Prompt:
Transcribe every line, keeping it exact.

(Stored items from a collection)
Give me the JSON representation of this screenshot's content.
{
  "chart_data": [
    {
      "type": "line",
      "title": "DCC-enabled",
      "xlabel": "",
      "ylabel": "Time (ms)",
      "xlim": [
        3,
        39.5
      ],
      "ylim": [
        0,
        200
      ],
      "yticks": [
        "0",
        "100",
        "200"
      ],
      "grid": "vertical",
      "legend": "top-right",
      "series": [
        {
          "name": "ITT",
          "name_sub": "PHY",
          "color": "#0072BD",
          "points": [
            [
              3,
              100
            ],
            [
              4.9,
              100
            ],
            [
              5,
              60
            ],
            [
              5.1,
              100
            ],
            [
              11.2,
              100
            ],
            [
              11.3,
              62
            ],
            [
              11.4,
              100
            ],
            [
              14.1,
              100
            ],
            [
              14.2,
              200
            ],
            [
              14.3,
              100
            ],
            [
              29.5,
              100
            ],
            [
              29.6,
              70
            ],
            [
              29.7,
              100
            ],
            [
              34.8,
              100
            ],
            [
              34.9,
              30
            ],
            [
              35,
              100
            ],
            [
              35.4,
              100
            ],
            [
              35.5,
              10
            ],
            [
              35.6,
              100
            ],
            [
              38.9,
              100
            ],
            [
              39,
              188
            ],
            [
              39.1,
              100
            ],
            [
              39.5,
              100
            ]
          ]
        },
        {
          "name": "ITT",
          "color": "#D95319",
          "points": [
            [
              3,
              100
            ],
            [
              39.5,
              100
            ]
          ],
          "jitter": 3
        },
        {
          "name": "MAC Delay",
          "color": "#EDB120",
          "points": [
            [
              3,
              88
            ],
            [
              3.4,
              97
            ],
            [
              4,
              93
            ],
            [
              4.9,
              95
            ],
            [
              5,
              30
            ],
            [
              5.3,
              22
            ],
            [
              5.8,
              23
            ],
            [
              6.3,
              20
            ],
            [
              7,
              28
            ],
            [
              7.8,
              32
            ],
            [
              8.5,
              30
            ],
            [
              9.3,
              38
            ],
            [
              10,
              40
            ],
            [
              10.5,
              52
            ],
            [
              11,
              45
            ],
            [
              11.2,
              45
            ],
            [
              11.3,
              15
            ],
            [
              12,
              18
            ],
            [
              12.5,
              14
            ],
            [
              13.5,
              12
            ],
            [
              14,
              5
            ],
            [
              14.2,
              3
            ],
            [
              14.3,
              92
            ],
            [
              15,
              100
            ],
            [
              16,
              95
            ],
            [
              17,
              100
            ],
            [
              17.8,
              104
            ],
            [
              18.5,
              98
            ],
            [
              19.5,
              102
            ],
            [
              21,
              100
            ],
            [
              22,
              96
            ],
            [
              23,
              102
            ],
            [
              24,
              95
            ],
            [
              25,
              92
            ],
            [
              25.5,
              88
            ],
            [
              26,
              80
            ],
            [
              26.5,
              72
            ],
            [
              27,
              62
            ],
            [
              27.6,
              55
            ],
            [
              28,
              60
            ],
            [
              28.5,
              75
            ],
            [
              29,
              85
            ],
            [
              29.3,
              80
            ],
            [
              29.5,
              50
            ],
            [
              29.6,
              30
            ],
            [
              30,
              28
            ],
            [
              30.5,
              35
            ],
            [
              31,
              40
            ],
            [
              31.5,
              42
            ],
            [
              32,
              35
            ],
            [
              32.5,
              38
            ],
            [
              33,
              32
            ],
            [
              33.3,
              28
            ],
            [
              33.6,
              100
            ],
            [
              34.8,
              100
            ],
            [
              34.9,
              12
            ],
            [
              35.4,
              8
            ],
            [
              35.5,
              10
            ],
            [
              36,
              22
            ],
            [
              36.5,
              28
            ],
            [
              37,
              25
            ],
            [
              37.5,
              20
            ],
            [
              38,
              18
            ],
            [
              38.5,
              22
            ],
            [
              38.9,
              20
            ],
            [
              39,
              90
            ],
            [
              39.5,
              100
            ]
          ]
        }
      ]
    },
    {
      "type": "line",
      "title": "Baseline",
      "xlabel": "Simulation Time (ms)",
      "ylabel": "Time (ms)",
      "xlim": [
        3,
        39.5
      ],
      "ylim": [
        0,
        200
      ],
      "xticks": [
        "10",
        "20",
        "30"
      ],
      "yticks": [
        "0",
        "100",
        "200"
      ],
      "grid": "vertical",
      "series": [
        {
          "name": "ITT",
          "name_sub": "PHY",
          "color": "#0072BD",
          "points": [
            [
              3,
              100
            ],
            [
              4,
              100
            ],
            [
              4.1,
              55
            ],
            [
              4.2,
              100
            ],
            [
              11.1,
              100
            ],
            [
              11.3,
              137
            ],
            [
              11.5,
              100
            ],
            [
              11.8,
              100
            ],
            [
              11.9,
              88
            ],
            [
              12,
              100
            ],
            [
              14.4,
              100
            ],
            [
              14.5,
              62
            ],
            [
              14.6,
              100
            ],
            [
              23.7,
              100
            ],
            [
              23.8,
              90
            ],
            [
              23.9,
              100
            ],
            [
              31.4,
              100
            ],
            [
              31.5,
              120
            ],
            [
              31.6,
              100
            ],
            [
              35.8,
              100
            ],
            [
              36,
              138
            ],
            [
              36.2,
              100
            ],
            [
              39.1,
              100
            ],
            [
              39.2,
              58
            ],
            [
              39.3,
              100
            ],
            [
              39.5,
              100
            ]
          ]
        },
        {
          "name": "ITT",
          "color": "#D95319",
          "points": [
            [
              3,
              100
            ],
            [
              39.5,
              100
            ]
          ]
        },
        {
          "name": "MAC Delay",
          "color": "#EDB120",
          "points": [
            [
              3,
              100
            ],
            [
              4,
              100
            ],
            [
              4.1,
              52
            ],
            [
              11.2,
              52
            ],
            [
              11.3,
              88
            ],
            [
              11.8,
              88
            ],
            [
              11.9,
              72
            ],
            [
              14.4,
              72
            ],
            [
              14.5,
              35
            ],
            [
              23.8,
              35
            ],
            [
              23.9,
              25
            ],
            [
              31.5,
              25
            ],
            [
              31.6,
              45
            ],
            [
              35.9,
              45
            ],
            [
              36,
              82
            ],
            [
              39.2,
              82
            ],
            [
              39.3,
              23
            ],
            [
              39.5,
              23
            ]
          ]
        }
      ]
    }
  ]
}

Task result:
Give me the JSON representation of this screenshot's content.
{
  "chart_data": [
    {
      "type": "line",
      "title": "DCC-enabled",
      "xlabel": "",
      "ylabel": "Time (ms)",
      "xlim": [
        3,
        39.5
      ],
      "ylim": [
        0,
        200
      ],
      "yticks": [
        "0",
        "100",
        "200"
      ],
      "grid": "vertical",
      "legend": "top-right",
      "series": [
        {
          "name": "ITT",
          "name_sub": "PHY",
          "color": "#0072BD",
          "points": [
            [
              3,
              100
            ],
            [
              4.9,
              100
            ],
            [
              5,
              60
            ],
            [
              5.1,
              100
            ],
            [
              11.2,
              100
            ],
            [
              11.3,
              62
            ],
            [
              11.4,
              100
            ],
            [
              14.1,
              100
            ],
            [
              14.2,
              200
            ],
            [
              14.3,
              100
            ],
            [
              29.5,
              100
            ],
            [
              29.6,
              70
            ],
            [
              29.7,
              100
            ],
            [
              34.8,
              100
            ],
            [
              34.9,
              30
            ],
            [
              35,
              100
            ],
            [
              35.4,
              100
            ],
            [
              35.5,
              10
            ],
            [
              35.6,
              100
            ],
            [
              38.9,
              100
            ],
            [
              39,
              188
            ],
            [
              39.1,
              100
            ],
            [
              39.5,
              100
            ]
          ]
        },
        {
          "name": "ITT",
          "color": "#D95319",
          "points": [
            [
              3,
              100
            ],
            [
              39.5,
              100
            ]
          ],
          "jitter": 3
        },
        {
          "name": "MAC Delay",
          "color": "#EDB120",
          "points": [
            [
              3,
              88
            ],
            [
              3.4,
              97
            ],
            [
              4,
              93
            ],
            [
              4.9,
              95
            ],
            [
              5,
              30
            ],
            [
              5.3,
              22
            ],
            [
              5.8,
              23
            ],
            [
              6.3,
              20
            ],
            [
              7,
              28
            ],
            [
              7.8,
              32
            ],
            [
              8.5,
              30
            ],
            [
              9.3,
              38
            ],
            [
              10,
              40
            ],
            [
              10.5,
              52
            ],
            [
              11,
              45
            ],
            [
              11.2,
              45
            ],
            [
              11.3,
              15
            ],
            [
              12,
              18
            ],
            [
              12.5,
              14
            ],
            [
              13.5,
              12
            ],
            [
              14,
              5
            ],
            [
              14.2,
              3
            ],
            [
              14.3,
              92
            ],
            [
              15,
              100
            ],
            [
              16,
              95
            ],
            [
              17,
              100
            ],
            [
              17.8,
              104
            ],
            [
              18.5,
              98
            ],
            [
              19.5,
              102
            ],
            [
              21,
              100
            ],
            [
              22,
              96
            ],
            [
              23,
              102
            ],
            [
              24,
              95
            ],
            [
              25,
              92
            ],
            [
              25.5,
              88
            ],
            [
              26,
              80
            ],
            [
              26.5,
              72
            ],
            [
              27,
              62
            ],
            [
              27.6,
              55
            ],
            [
              28,
              60
            ],
            [
              28.5,
              75
            ],
            [
              29,
              85
            ],
            [
              29.3,
              80
            ],
            [
              29.5,
              50
            ],
            [
              29.6,
              30
            ],
            [
              30,
              28
            ],
            [
              30.5,
              35
            ],
            [
              31,
              40
            ],
            [
              31.5,
              42
            ],
            [
              32,
              35
            ],
            [
              32.5,
              38
            ],
            [
              33,
              32
            ],
            [
              33.3,
              28
            ],
            [
              33.6,
              100
            ],
            [
              34.8,
              100
            ],
            [
              34.9,
              12
            ],
            [
              35.4,
              8
            ],
            [
              35.5,
              10
            ],
            [
              36,
              22
            ],
            [
              36.5,
              28
            ],
            [
              37,
              25
            ],
            [
              37.5,
              20
            ],
            [
              38,
              18
            ],
            [
              38.5,
              22
            ],
            [
              38.9,
              20
            ],
            [
              39,
              90
            ],
            [
              39.5,
              100
            ]
          ]
        }
      ]
    },
    {
      "type": "line",
      "title": "Baseline",
      "xlabel": "Simulation Time (ms)",
      "ylabel": "Time (ms)",
      "xlim": [
        3,
        39.5
      ],
      "ylim": [
        0,
        200
      ],
      "xticks": [
        "10",
        "20",
        "30"
      ],
      "yticks": [
        "0",
        "100",
        "200"
      ],
      "grid": "vertical",
      "series": [
        {
          "name": "ITT",
          "name_sub": "PHY",
          "color": "#0072BD",
          "points": [
            [
              3,
              100
            ],
            [
              4,
              100
            ],
            [
              4.1,
              55
            ],
            [
              4.2,
              100
            ],
            [
              11.1,
              100
            ],
            [
              11.3,
              137
            ],
            [
              11.5,
              100
            ],
            [
              11.8,
              100
            ],
            [
              11.9,
              88
            ],
            [
              12,
              100
            ],
            [
              14.4,
              100
            ],
            [
              14.5,
              62
            ],
            [
              14.6,
              100
            ],
            [
              23.7,
              100
            ],
            [
              23.8,
              90
            ],
            [
              23.9,
              100
            ],
            [
              31.4,
              100
            ],
            [
              31.5,
              120
            ],
            [
              31.6,
              100
            ],
            [
              35.8,
              100
            ],
            [
              36,
              138
            ],
            [
              36.2,
              100
            ],
            [
              39.1,
              100
            ],
            [
              39.2,
              58
            ],
            [
              39.3,
              100
            ],
            [
              39.5,
              100
            ]
          ]
        },
        {
          "name": "ITT",
          "color": "#D95319",
          "points": [
            [
              3,
              100
            ],
            [
              39.5,
              100
            ]
          ]
        },
        {
          "name": "MAC Delay",
          "color": "#EDB120",
          "points": [
            [
              3,
              100
            ],
            [
              4,
              100
            ],
            [
              4.1,
              52
            ],
            [
              11.2,
              52
            ],
            [
              11.3,
              88
            ],
            [
              11.8,
              88
            ],
            [
              11.9,
              72
            ],
            [
              14.4,
              72
            ],
            [
              14.5,
              35
            ],
            [
              23.8,
              35
            ],
            [
              23.9,
              25
            ],
            [
              31.5,
              25
            ],
            [
              31.6,
              45
            ],
            [
              35.9,
              45
            ],
            [
              36,
              82
            ],
            [
              39.2,
              82
            ],
            [
              39.3,
              23
            ],
            [
              39.5,
              23
            ]
          ]
        }
      ]
    }
  ]
}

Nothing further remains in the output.